§ What to produce
Transcribe each record exactly. Include every one.

------

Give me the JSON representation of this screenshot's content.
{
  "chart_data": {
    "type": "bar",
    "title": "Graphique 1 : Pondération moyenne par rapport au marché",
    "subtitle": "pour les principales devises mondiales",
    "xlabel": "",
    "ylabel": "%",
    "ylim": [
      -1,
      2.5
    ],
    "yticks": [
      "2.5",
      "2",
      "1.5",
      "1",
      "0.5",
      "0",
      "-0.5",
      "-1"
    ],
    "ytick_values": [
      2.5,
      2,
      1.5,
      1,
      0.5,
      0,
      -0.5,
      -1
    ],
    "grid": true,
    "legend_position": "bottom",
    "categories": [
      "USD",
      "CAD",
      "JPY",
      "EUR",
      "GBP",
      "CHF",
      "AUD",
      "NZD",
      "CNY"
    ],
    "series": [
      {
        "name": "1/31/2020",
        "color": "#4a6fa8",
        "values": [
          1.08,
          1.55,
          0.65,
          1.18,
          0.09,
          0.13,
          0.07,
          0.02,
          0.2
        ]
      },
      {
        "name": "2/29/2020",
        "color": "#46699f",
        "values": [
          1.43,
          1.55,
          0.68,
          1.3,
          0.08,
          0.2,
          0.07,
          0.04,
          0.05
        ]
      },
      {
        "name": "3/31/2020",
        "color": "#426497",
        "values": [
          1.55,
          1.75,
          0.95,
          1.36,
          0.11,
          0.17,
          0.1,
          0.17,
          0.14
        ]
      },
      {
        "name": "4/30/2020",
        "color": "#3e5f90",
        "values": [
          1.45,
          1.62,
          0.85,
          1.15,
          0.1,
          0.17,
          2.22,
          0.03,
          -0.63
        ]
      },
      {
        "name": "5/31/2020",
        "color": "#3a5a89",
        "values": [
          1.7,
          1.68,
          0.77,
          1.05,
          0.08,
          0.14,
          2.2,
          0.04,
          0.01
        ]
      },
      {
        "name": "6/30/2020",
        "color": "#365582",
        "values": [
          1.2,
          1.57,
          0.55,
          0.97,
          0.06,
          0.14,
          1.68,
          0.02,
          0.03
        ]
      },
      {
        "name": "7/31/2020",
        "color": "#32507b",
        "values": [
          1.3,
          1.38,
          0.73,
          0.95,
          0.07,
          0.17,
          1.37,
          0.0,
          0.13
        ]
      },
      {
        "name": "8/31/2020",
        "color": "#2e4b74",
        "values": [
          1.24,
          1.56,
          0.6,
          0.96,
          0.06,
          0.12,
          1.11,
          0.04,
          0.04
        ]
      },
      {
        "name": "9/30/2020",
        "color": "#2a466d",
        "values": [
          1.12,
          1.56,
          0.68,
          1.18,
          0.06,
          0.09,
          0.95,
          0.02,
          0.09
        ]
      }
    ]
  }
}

------

§ Completed exercise
Give me the JSON representation of this screenshot's content.
{
  "chart_data": {
    "type": "bar",
    "title": "Graphique 1 : Pondération moyenne par rapport au marché",
    "subtitle": "pour les principales devises mondiales",
    "xlabel": "",
    "ylabel": "%",
    "ylim": [
      -1,
      2.5
    ],
    "yticks": [
      "2.5",
      "2",
      "1.5",
      "1",
      "0.5",
      "0",
      "-0.5",
      "-1"
    ],
    "ytick_values": [
      2.5,
      2,
      1.5,
      1,
      0.5,
      0,
      -0.5,
      -1
    ],
    "grid": true,
    "legend_position": "bottom",
    "categories": [
      "USD",
      "CAD",
      "JPY",
      "EUR",
      "GBP",
      "CHF",
      "AUD",
      "NZD",
      "CNY"
    ],
    "series": [
      {
        "name": "1/31/2020",
        "color": "#4a6fa8",
        "values": [
          1.08,
          1.55,
          0.65,
          1.18,
          0.09,
          0.13,
          0.07,
          0.02,
          0.2
        ]
      },
      {
        "name": "2/29/2020",
        "color": "#46699f",
        "values": [
          1.43,
          1.55,
          0.68,
          1.3,
          0.08,
          0.2,
          0.07,
          0.04,
          0.05
        ]
      },
      {
        "name": "3/31/2020",
        "color": "#426497",
        "values": [
          1.55,
          1.75,
          0.95,
          1.36,
          0.11,
          0.17,
          0.1,
          0.17,
          0.14
        ]
      },
      {
        "name": "4/30/2020",
        "color": "#3e5f90",
        "values": [
          1.45,
          1.62,
          0.85,
          1.15,
          0.1,
          0.17,
          2.22,
          0.03,
          -0.63
        ]
      },
      {
        "name": "5/31/2020",
        "color": "#3a5a89",
        "values": [
          1.7,
          1.68,
          0.77,
          1.05,
          0.08,
          0.14,
          2.2,
          0.04,
          0.01
        ]
      },
      {
        "name": "6/30/2020",
        "color": "#365582",
        "values": [
          1.2,
          1.57,
          0.55,
          0.97,
          0.06,
          0.14,
          1.68,
          0.02,
          0.03
        ]
      },
      {
        "name": "7/31/2020",
        "color": "#32507b",
        "values": [
          1.3,
          1.38,
          0.73,
          0.95,
          0.07,
          0.17,
          1.37,
          0.0,
          0.13
        ]
      },
      {
        "name": "8/31/2020",
        "color": "#2e4b74",
        "values": [
          1.24,
          1.56,
          0.6,
          0.96,
          0.06,
          0.12,
          1.11,
          0.04,
          0.04
        ]
      },
      {
        "name": "9/30/2020",
        "color": "#2a466d",
        "values": [
          1.12,
          1.56,
          0.68,
          1.18,
          0.06,
          0.09,
          0.95,
          0.02,
          0.09
        ]
      }
    ]
  }
}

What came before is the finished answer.